TASK OBJECTIVE:
The records are set out below this line. Return exactly the lines from the one containing "Transcribe the text in this document." through the last, and exclude the pictures.

* begin RECORD LIST *

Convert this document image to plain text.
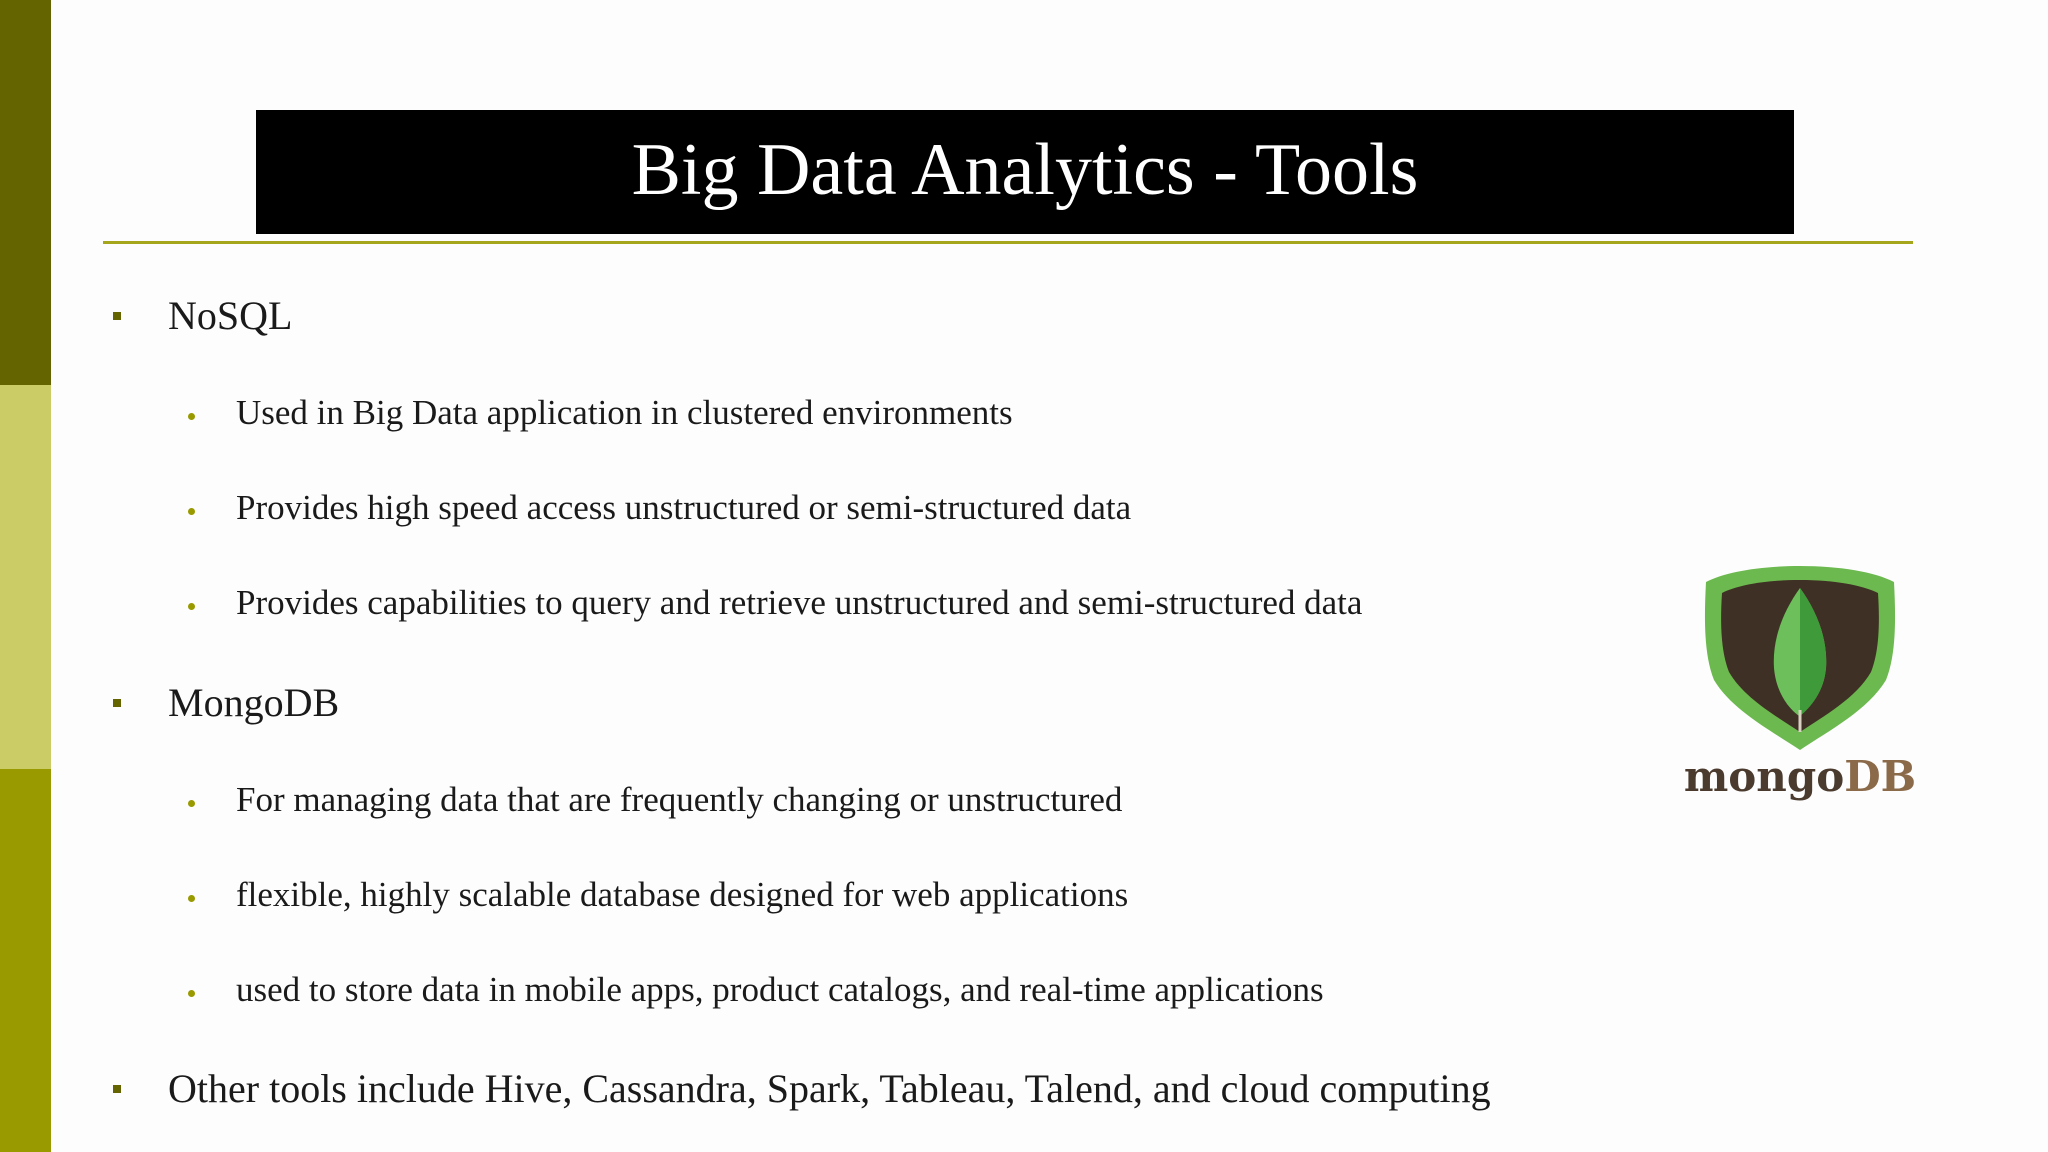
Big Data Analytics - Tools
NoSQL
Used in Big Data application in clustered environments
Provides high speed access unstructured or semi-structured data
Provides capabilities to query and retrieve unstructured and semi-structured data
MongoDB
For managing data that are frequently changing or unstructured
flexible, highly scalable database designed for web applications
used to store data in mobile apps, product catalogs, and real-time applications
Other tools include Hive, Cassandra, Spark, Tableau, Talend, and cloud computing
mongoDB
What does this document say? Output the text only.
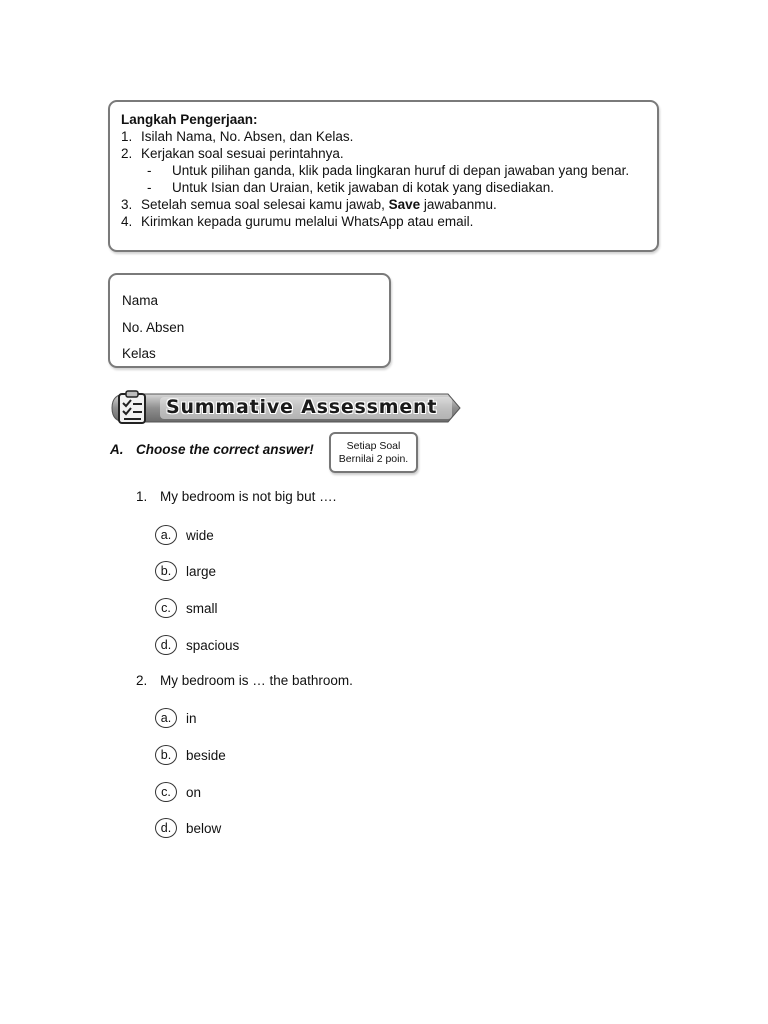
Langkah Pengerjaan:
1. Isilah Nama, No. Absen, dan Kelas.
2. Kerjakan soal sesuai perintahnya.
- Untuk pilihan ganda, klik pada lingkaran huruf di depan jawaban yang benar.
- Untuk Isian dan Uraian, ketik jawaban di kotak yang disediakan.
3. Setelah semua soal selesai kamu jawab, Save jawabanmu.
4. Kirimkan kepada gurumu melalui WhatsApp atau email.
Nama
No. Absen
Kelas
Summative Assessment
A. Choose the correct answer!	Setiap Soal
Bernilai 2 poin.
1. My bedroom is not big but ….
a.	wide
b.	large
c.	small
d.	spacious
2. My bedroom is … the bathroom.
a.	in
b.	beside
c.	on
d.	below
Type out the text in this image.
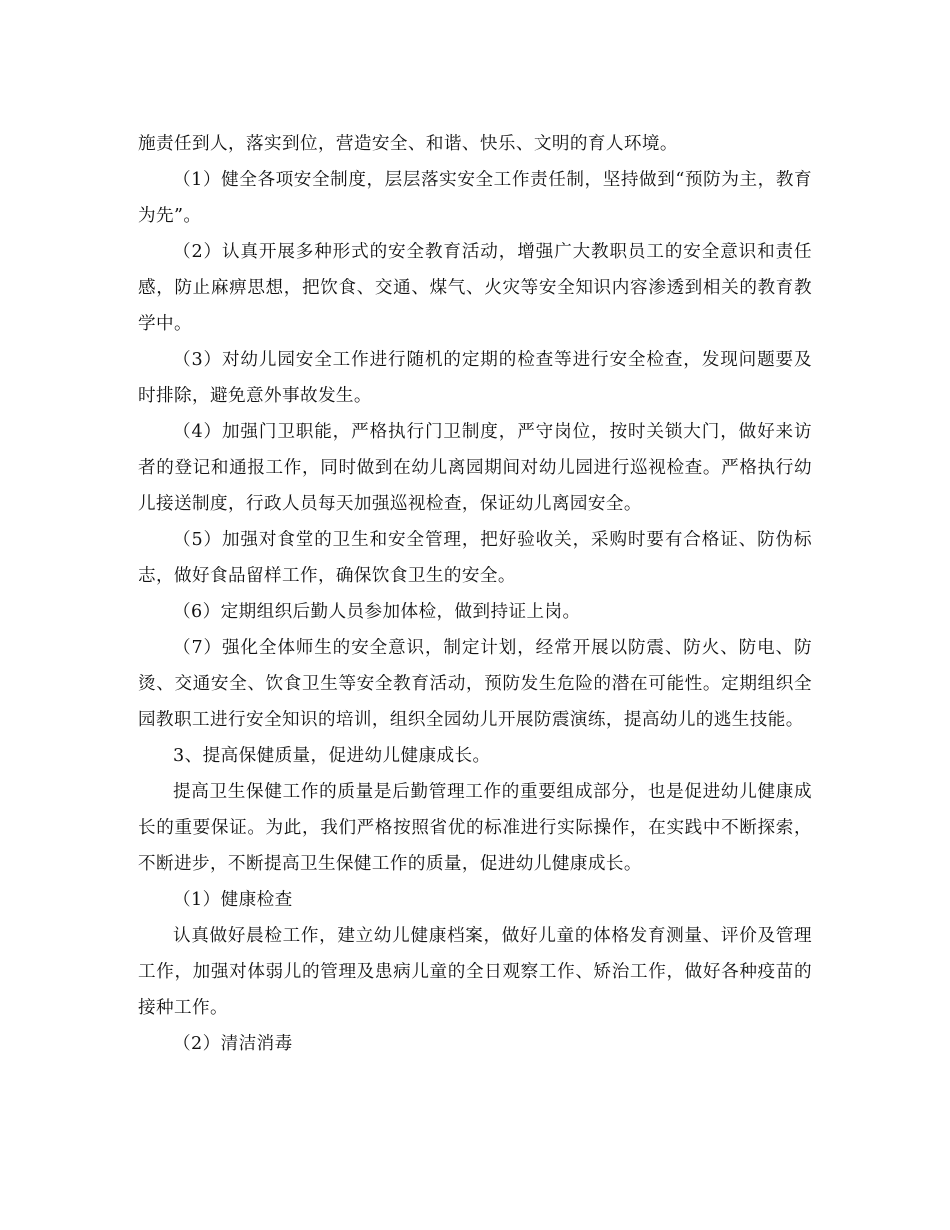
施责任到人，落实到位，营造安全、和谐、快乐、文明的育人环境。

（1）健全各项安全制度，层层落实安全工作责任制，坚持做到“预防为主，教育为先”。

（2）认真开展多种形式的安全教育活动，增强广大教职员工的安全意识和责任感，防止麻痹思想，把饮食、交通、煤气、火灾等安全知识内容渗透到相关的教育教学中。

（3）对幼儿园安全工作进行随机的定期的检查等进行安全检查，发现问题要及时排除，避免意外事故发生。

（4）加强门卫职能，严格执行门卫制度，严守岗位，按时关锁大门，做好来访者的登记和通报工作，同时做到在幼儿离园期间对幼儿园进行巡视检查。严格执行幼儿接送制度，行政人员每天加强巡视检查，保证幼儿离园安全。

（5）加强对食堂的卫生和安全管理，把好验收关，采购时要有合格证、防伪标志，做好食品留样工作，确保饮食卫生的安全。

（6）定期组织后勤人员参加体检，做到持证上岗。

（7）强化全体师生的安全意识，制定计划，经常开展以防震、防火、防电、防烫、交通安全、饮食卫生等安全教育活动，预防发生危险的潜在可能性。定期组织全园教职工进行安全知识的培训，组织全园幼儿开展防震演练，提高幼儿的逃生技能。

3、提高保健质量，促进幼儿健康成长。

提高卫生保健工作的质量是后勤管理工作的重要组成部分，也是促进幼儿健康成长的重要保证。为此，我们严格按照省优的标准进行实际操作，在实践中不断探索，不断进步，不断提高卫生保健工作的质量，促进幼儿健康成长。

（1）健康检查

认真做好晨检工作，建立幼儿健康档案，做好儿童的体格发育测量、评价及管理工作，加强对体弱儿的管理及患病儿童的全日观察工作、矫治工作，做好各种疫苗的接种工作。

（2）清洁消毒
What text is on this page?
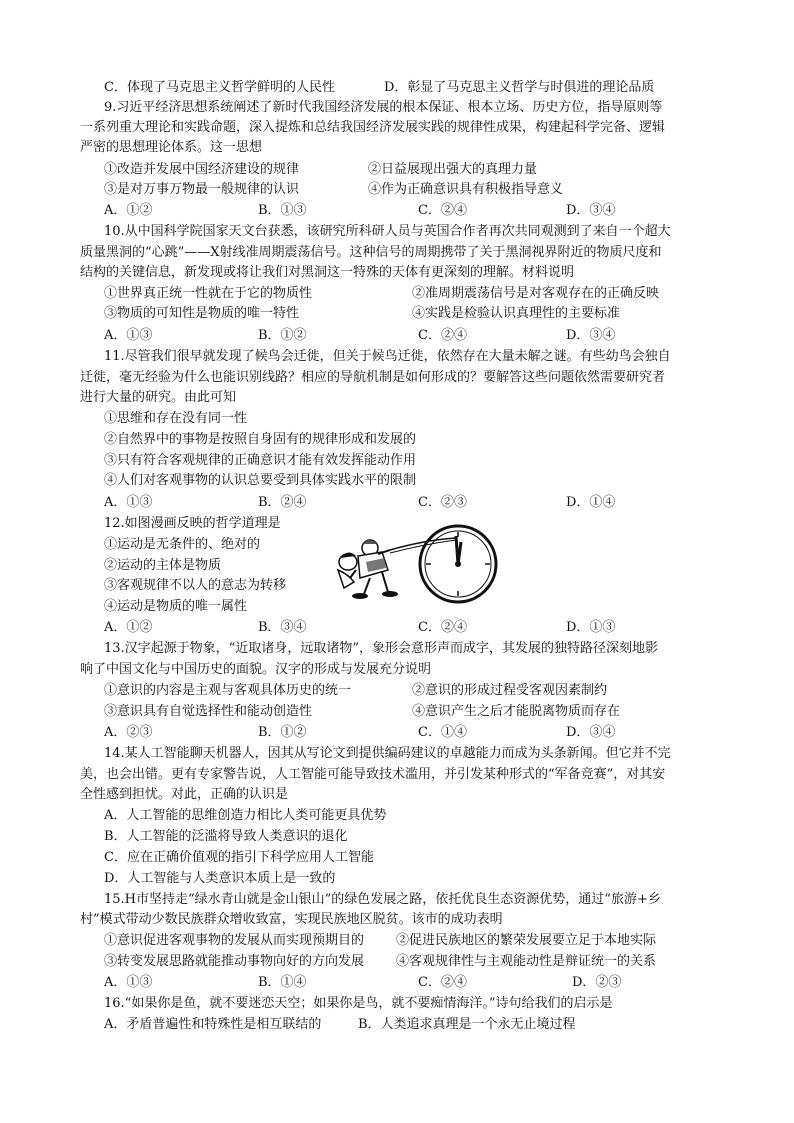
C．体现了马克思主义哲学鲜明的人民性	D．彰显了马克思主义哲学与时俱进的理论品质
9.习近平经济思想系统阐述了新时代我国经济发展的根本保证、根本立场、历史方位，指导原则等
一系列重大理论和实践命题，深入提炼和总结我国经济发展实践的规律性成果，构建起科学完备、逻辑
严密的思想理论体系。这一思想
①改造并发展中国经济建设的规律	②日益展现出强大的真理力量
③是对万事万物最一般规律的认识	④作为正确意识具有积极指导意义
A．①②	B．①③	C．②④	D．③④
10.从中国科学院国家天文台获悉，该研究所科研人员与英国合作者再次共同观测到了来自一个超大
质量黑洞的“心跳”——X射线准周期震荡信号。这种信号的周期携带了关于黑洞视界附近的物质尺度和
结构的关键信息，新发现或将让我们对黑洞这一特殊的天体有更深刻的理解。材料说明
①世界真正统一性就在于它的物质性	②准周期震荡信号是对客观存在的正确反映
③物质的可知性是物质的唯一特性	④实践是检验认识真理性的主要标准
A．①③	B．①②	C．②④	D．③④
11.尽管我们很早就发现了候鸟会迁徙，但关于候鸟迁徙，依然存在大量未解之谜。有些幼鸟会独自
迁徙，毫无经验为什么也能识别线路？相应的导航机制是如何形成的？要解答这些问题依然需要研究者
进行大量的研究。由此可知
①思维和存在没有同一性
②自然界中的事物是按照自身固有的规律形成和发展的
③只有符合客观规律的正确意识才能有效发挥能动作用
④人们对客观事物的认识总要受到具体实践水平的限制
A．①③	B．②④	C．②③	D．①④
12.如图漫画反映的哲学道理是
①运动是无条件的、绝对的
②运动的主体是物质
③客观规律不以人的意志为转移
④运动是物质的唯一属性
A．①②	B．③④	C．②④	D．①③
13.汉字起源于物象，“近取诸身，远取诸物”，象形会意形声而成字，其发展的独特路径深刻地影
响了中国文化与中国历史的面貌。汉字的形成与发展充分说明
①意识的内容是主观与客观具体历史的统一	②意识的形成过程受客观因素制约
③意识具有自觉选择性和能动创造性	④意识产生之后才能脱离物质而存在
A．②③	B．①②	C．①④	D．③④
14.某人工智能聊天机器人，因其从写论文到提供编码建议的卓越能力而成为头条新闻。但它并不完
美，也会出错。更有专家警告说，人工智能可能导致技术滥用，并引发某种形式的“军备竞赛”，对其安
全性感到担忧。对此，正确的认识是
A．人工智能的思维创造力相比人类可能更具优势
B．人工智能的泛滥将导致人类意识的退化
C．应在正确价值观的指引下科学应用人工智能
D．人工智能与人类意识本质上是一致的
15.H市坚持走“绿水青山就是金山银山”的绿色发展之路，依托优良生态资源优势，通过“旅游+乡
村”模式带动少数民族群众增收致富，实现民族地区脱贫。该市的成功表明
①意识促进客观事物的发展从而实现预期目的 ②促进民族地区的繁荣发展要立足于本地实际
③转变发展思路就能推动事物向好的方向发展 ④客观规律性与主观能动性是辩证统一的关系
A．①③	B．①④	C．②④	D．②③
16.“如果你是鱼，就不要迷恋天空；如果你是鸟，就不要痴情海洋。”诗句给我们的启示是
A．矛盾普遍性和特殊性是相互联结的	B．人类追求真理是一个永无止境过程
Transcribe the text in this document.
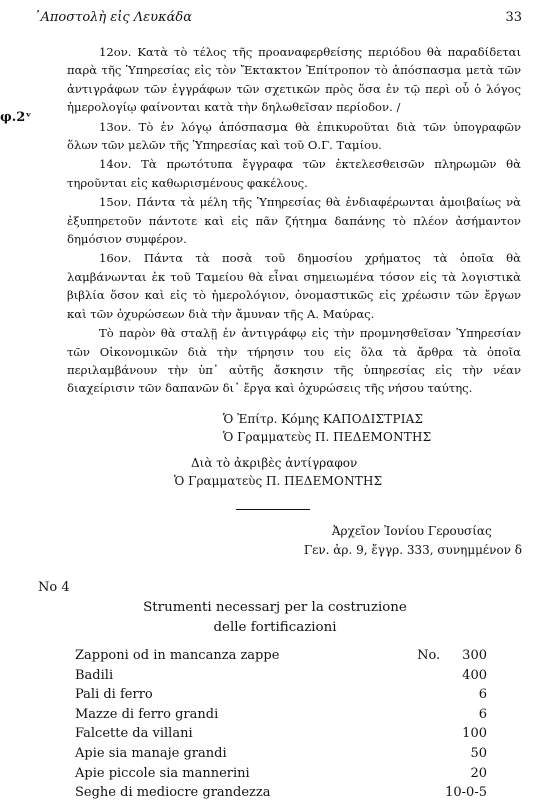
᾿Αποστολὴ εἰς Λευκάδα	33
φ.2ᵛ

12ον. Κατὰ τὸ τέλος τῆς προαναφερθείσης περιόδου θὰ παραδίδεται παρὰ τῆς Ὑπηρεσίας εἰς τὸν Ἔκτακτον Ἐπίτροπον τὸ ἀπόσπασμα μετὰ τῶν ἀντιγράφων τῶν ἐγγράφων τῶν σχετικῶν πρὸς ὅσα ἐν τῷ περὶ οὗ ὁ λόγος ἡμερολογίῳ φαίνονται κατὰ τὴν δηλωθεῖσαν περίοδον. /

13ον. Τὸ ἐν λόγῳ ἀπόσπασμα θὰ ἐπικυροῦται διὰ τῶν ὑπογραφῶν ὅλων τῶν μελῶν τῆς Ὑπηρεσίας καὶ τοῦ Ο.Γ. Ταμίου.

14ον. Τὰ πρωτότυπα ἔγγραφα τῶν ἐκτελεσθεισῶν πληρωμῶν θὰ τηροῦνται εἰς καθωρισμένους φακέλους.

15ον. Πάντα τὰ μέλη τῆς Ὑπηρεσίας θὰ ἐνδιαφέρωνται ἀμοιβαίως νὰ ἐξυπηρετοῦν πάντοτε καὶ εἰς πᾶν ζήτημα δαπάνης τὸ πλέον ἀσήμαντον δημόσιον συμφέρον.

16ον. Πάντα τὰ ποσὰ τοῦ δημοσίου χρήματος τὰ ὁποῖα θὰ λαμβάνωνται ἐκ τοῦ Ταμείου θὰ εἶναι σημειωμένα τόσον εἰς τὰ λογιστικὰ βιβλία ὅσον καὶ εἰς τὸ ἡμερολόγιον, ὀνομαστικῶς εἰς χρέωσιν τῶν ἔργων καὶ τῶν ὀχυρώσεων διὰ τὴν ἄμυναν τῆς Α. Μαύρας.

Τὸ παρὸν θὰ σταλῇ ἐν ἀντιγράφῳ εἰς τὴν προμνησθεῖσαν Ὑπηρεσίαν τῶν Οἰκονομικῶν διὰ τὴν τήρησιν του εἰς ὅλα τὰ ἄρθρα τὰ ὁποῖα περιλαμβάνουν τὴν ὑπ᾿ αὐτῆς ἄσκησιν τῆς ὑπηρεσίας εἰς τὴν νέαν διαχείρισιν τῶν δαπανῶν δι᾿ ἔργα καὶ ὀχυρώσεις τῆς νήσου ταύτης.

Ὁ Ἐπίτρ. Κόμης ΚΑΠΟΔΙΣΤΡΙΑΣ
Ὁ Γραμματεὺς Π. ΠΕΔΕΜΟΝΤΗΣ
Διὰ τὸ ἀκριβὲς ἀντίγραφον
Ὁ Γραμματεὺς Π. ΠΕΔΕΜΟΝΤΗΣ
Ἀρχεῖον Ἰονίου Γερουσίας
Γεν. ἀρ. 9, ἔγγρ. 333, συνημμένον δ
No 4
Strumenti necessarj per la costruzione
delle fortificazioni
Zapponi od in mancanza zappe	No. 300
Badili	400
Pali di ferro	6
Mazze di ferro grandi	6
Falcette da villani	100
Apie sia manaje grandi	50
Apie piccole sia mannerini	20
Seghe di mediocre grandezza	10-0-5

* end RECORD LIST *

FULL ANSWER:
Transcribe the text in this document.
᾿Αποστολὴ εἰς Λευκάδα	33
φ.2ᵛ

12ον. Κατὰ τὸ τέλος τῆς προαναφερθείσης περιόδου θὰ παραδίδεται παρὰ τῆς Ὑπηρεσίας εἰς τὸν Ἔκτακτον Ἐπίτροπον τὸ ἀπόσπασμα μετὰ τῶν ἀντιγράφων τῶν ἐγγράφων τῶν σχετικῶν πρὸς ὅσα ἐν τῷ περὶ οὗ ὁ λόγος ἡμερολογίῳ φαίνονται κατὰ τὴν δηλωθεῖσαν περίοδον. /

13ον. Τὸ ἐν λόγῳ ἀπόσπασμα θὰ ἐπικυροῦται διὰ τῶν ὑπογραφῶν ὅλων τῶν μελῶν τῆς Ὑπηρεσίας καὶ τοῦ Ο.Γ. Ταμίου.

14ον. Τὰ πρωτότυπα ἔγγραφα τῶν ἐκτελεσθεισῶν πληρωμῶν θὰ τηροῦνται εἰς καθωρισμένους φακέλους.

15ον. Πάντα τὰ μέλη τῆς Ὑπηρεσίας θὰ ἐνδιαφέρωνται ἀμοιβαίως νὰ ἐξυπηρετοῦν πάντοτε καὶ εἰς πᾶν ζήτημα δαπάνης τὸ πλέον ἀσήμαντον δημόσιον συμφέρον.

16ον. Πάντα τὰ ποσὰ τοῦ δημοσίου χρήματος τὰ ὁποῖα θὰ λαμβάνωνται ἐκ τοῦ Ταμείου θὰ εἶναι σημειωμένα τόσον εἰς τὰ λογιστικὰ βιβλία ὅσον καὶ εἰς τὸ ἡμερολόγιον, ὀνομαστικῶς εἰς χρέωσιν τῶν ἔργων καὶ τῶν ὀχυρώσεων διὰ τὴν ἄμυναν τῆς Α. Μαύρας.

Τὸ παρὸν θὰ σταλῇ ἐν ἀντιγράφῳ εἰς τὴν προμνησθεῖσαν Ὑπηρεσίαν τῶν Οἰκονομικῶν διὰ τὴν τήρησιν του εἰς ὅλα τὰ ἄρθρα τὰ ὁποῖα περιλαμβάνουν τὴν ὑπ᾿ αὐτῆς ἄσκησιν τῆς ὑπηρεσίας εἰς τὴν νέαν διαχείρισιν τῶν δαπανῶν δι᾿ ἔργα καὶ ὀχυρώσεις τῆς νήσου ταύτης.

Ὁ Ἐπίτρ. Κόμης ΚΑΠΟΔΙΣΤΡΙΑΣ
Ὁ Γραμματεὺς Π. ΠΕΔΕΜΟΝΤΗΣ
Διὰ τὸ ἀκριβὲς ἀντίγραφον
Ὁ Γραμματεὺς Π. ΠΕΔΕΜΟΝΤΗΣ
Ἀρχεῖον Ἰονίου Γερουσίας
Γεν. ἀρ. 9, ἔγγρ. 333, συνημμένον δ
No 4
Strumenti necessarj per la costruzione
delle fortificazioni
Zapponi od in mancanza zappe	No. 300
Badili	400
Pali di ferro	6
Mazze di ferro grandi	6
Falcette da villani	100
Apie sia manaje grandi	50
Apie piccole sia mannerini	20
Seghe di mediocre grandezza	10-0-5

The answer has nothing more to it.